__Your task__
Type the records out again in full, exactly.

(Data entries)

★ ★ ★ ★ ★ ★ ★

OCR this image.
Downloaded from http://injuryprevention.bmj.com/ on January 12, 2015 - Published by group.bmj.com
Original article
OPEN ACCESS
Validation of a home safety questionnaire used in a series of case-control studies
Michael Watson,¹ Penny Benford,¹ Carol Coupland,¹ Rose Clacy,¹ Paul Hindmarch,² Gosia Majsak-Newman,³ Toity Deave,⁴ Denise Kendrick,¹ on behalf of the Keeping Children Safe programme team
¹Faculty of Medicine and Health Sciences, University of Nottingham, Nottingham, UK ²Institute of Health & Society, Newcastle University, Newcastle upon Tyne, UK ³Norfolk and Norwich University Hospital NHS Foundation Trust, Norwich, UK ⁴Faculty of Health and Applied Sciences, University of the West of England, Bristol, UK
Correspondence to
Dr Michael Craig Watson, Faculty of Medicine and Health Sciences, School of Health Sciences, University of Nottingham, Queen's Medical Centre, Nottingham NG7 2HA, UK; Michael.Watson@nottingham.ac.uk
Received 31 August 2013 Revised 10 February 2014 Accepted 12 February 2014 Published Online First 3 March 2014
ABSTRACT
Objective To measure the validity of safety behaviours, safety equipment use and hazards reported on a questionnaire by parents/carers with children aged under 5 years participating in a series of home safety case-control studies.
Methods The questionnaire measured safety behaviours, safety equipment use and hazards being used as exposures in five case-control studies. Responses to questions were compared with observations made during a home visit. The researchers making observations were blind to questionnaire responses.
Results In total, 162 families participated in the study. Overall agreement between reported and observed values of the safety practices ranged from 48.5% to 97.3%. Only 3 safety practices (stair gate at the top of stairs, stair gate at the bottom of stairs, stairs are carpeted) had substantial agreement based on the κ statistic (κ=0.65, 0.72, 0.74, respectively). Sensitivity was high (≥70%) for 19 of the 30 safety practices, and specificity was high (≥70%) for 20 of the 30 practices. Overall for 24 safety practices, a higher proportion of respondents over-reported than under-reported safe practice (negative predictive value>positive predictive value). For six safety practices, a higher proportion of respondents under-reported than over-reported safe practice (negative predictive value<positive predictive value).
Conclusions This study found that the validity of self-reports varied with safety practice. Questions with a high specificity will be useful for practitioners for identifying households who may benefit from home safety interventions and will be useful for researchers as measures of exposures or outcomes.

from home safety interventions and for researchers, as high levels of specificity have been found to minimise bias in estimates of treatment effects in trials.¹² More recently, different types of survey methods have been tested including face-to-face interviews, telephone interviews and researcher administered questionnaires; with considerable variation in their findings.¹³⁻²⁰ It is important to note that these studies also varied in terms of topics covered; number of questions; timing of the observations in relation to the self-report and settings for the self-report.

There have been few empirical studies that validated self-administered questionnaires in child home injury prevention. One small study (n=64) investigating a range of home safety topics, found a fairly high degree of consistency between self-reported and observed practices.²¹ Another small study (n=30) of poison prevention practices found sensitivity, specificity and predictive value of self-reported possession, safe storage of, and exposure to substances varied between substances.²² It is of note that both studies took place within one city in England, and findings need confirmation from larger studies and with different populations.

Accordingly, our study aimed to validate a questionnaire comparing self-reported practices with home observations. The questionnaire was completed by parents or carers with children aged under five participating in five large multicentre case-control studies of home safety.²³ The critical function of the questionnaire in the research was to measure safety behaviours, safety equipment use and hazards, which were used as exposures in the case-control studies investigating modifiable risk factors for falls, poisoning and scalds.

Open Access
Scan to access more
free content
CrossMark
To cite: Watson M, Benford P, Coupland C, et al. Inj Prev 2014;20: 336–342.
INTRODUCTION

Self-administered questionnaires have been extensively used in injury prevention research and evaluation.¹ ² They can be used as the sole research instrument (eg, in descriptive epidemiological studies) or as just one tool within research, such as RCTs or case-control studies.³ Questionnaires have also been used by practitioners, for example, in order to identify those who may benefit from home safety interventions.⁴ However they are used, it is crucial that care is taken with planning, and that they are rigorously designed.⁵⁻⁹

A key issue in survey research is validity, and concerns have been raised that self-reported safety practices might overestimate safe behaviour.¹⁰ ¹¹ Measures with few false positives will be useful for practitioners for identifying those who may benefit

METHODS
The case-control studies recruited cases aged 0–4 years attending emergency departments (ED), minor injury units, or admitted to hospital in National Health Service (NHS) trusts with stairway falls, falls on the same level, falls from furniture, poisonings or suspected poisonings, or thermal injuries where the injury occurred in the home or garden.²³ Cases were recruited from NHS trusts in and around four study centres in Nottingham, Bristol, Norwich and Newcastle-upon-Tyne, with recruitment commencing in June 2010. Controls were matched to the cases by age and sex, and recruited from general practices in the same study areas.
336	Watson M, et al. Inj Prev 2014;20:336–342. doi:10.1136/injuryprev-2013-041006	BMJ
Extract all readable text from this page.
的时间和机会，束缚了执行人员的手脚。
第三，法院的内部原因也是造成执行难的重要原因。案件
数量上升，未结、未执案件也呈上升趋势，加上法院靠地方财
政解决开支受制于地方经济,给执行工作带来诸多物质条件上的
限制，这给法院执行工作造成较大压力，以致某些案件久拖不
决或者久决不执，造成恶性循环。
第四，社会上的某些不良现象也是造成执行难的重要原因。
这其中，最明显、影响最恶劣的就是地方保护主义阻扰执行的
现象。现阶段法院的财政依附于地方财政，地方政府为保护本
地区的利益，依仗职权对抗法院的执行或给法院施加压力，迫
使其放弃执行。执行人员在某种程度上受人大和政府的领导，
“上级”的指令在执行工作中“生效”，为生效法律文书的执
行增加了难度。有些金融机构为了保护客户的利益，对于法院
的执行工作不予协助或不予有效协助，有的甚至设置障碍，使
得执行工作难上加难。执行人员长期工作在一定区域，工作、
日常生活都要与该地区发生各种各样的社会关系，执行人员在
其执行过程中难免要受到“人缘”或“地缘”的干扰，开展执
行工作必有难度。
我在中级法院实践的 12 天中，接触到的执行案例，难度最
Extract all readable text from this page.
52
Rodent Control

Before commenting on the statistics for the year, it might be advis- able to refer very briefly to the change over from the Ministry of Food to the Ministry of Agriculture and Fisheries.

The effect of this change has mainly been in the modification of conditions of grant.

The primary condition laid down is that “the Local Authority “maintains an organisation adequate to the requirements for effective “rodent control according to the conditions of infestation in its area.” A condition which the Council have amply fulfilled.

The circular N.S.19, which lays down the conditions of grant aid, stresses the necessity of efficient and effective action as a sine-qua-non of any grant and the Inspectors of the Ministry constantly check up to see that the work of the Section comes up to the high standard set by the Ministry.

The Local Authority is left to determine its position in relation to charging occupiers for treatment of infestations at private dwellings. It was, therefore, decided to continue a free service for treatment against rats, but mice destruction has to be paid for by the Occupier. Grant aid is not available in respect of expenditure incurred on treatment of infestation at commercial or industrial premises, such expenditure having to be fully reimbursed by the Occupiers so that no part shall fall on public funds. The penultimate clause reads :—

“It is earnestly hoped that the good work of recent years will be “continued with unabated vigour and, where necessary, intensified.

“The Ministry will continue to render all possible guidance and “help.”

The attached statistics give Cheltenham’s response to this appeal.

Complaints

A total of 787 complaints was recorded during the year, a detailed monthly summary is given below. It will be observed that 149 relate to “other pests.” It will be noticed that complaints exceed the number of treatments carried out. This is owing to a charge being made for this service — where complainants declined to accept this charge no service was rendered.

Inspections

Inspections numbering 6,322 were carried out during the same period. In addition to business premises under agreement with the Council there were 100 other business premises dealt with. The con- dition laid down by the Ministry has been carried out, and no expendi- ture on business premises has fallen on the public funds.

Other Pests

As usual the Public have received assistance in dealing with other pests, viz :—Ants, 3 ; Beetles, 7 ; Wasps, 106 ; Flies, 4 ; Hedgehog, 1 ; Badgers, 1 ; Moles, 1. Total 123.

★ ★ ★ ★ ★ ★ ★

__Finished exercise__
OCR this image.
Downloaded from http://injuryprevention.bmj.com/ on January 12, 2015 - Published by group.bmj.com
Original article
OPEN ACCESS
Validation of a home safety questionnaire used in a series of case-control studies
Michael Watson,¹ Penny Benford,¹ Carol Coupland,¹ Rose Clacy,¹ Paul Hindmarch,² Gosia Majsak-Newman,³ Toity Deave,⁴ Denise Kendrick,¹ on behalf of the Keeping Children Safe programme team
¹Faculty of Medicine and Health Sciences, University of Nottingham, Nottingham, UK ²Institute of Health & Society, Newcastle University, Newcastle upon Tyne, UK ³Norfolk and Norwich University Hospital NHS Foundation Trust, Norwich, UK ⁴Faculty of Health and Applied Sciences, University of the West of England, Bristol, UK
Correspondence to
Dr Michael Craig Watson, Faculty of Medicine and Health Sciences, School of Health Sciences, University of Nottingham, Queen's Medical Centre, Nottingham NG7 2HA, UK; Michael.Watson@nottingham.ac.uk
Received 31 August 2013 Revised 10 February 2014 Accepted 12 February 2014 Published Online First 3 March 2014
ABSTRACT
Objective To measure the validity of safety behaviours, safety equipment use and hazards reported on a questionnaire by parents/carers with children aged under 5 years participating in a series of home safety case-control studies.
Methods The questionnaire measured safety behaviours, safety equipment use and hazards being used as exposures in five case-control studies. Responses to questions were compared with observations made during a home visit. The researchers making observations were blind to questionnaire responses.
Results In total, 162 families participated in the study. Overall agreement between reported and observed values of the safety practices ranged from 48.5% to 97.3%. Only 3 safety practices (stair gate at the top of stairs, stair gate at the bottom of stairs, stairs are carpeted) had substantial agreement based on the κ statistic (κ=0.65, 0.72, 0.74, respectively). Sensitivity was high (≥70%) for 19 of the 30 safety practices, and specificity was high (≥70%) for 20 of the 30 practices. Overall for 24 safety practices, a higher proportion of respondents over-reported than under-reported safe practice (negative predictive value>positive predictive value). For six safety practices, a higher proportion of respondents under-reported than over-reported safe practice (negative predictive value<positive predictive value).
Conclusions This study found that the validity of self-reports varied with safety practice. Questions with a high specificity will be useful for practitioners for identifying households who may benefit from home safety interventions and will be useful for researchers as measures of exposures or outcomes.

from home safety interventions and for researchers, as high levels of specificity have been found to minimise bias in estimates of treatment effects in trials.¹² More recently, different types of survey methods have been tested including face-to-face interviews, telephone interviews and researcher administered questionnaires; with considerable variation in their findings.¹³⁻²⁰ It is important to note that these studies also varied in terms of topics covered; number of questions; timing of the observations in relation to the self-report and settings for the self-report.

There have been few empirical studies that validated self-administered questionnaires in child home injury prevention. One small study (n=64) investigating a range of home safety topics, found a fairly high degree of consistency between self-reported and observed practices.²¹ Another small study (n=30) of poison prevention practices found sensitivity, specificity and predictive value of self-reported possession, safe storage of, and exposure to substances varied between substances.²² It is of note that both studies took place within one city in England, and findings need confirmation from larger studies and with different populations.

Accordingly, our study aimed to validate a questionnaire comparing self-reported practices with home observations. The questionnaire was completed by parents or carers with children aged under five participating in five large multicentre case-control studies of home safety.²³ The critical function of the questionnaire in the research was to measure safety behaviours, safety equipment use and hazards, which were used as exposures in the case-control studies investigating modifiable risk factors for falls, poisoning and scalds.

Open Access
Scan to access more
free content
CrossMark
To cite: Watson M, Benford P, Coupland C, et al. Inj Prev 2014;20: 336–342.
INTRODUCTION

Self-administered questionnaires have been extensively used in injury prevention research and evaluation.¹ ² They can be used as the sole research instrument (eg, in descriptive epidemiological studies) or as just one tool within research, such as RCTs or case-control studies.³ Questionnaires have also been used by practitioners, for example, in order to identify those who may benefit from home safety interventions.⁴ However they are used, it is crucial that care is taken with planning, and that they are rigorously designed.⁵⁻⁹

A key issue in survey research is validity, and concerns have been raised that self-reported safety practices might overestimate safe behaviour.¹⁰ ¹¹ Measures with few false positives will be useful for practitioners for identifying those who may benefit

METHODS
The case-control studies recruited cases aged 0–4 years attending emergency departments (ED), minor injury units, or admitted to hospital in National Health Service (NHS) trusts with stairway falls, falls on the same level, falls from furniture, poisonings or suspected poisonings, or thermal injuries where the injury occurred in the home or garden.²³ Cases were recruited from NHS trusts in and around four study centres in Nottingham, Bristol, Norwich and Newcastle-upon-Tyne, with recruitment commencing in June 2010. Controls were matched to the cases by age and sex, and recruited from general practices in the same study areas.
336	Watson M, et al. Inj Prev 2014;20:336–342. doi:10.1136/injuryprev-2013-041006	BMJ
Extract all readable text from this page.
的时间和机会，束缚了执行人员的手脚。
第三，法院的内部原因也是造成执行难的重要原因。案件
数量上升，未结、未执案件也呈上升趋势，加上法院靠地方财
政解决开支受制于地方经济,给执行工作带来诸多物质条件上的
限制，这给法院执行工作造成较大压力，以致某些案件久拖不
决或者久决不执，造成恶性循环。
第四，社会上的某些不良现象也是造成执行难的重要原因。
这其中，最明显、影响最恶劣的就是地方保护主义阻扰执行的
现象。现阶段法院的财政依附于地方财政，地方政府为保护本
地区的利益，依仗职权对抗法院的执行或给法院施加压力，迫
使其放弃执行。执行人员在某种程度上受人大和政府的领导，
“上级”的指令在执行工作中“生效”，为生效法律文书的执
行增加了难度。有些金融机构为了保护客户的利益，对于法院
的执行工作不予协助或不予有效协助，有的甚至设置障碍，使
得执行工作难上加难。执行人员长期工作在一定区域，工作、
日常生活都要与该地区发生各种各样的社会关系，执行人员在
其执行过程中难免要受到“人缘”或“地缘”的干扰，开展执
行工作必有难度。
我在中级法院实践的 12 天中，接触到的执行案例，难度最
Extract all readable text from this page.
52
Rodent Control

Before commenting on the statistics for the year, it might be advis- able to refer very briefly to the change over from the Ministry of Food to the Ministry of Agriculture and Fisheries.

The effect of this change has mainly been in the modification of conditions of grant.

The primary condition laid down is that “the Local Authority “maintains an organisation adequate to the requirements for effective “rodent control according to the conditions of infestation in its area.” A condition which the Council have amply fulfilled.

The circular N.S.19, which lays down the conditions of grant aid, stresses the necessity of efficient and effective action as a sine-qua-non of any grant and the Inspectors of the Ministry constantly check up to see that the work of the Section comes up to the high standard set by the Ministry.

The Local Authority is left to determine its position in relation to charging occupiers for treatment of infestations at private dwellings. It was, therefore, decided to continue a free service for treatment against rats, but mice destruction has to be paid for by the Occupier. Grant aid is not available in respect of expenditure incurred on treatment of infestation at commercial or industrial premises, such expenditure having to be fully reimbursed by the Occupiers so that no part shall fall on public funds. The penultimate clause reads :—

“It is earnestly hoped that the good work of recent years will be “continued with unabated vigour and, where necessary, intensified.

“The Ministry will continue to render all possible guidance and “help.”

The attached statistics give Cheltenham’s response to this appeal.

Complaints

A total of 787 complaints was recorded during the year, a detailed monthly summary is given below. It will be observed that 149 relate to “other pests.” It will be noticed that complaints exceed the number of treatments carried out. This is owing to a charge being made for this service — where complainants declined to accept this charge no service was rendered.

Inspections

Inspections numbering 6,322 were carried out during the same period. In addition to business premises under agreement with the Council there were 100 other business premises dealt with. The con- dition laid down by the Ministry has been carried out, and no expendi- ture on business premises has fallen on the public funds.

Other Pests

As usual the Public have received assistance in dealing with other pests, viz :—Ants, 3 ; Beetles, 7 ; Wasps, 106 ; Flies, 4 ; Hedgehog, 1 ; Badgers, 1 ; Moles, 1. Total 123.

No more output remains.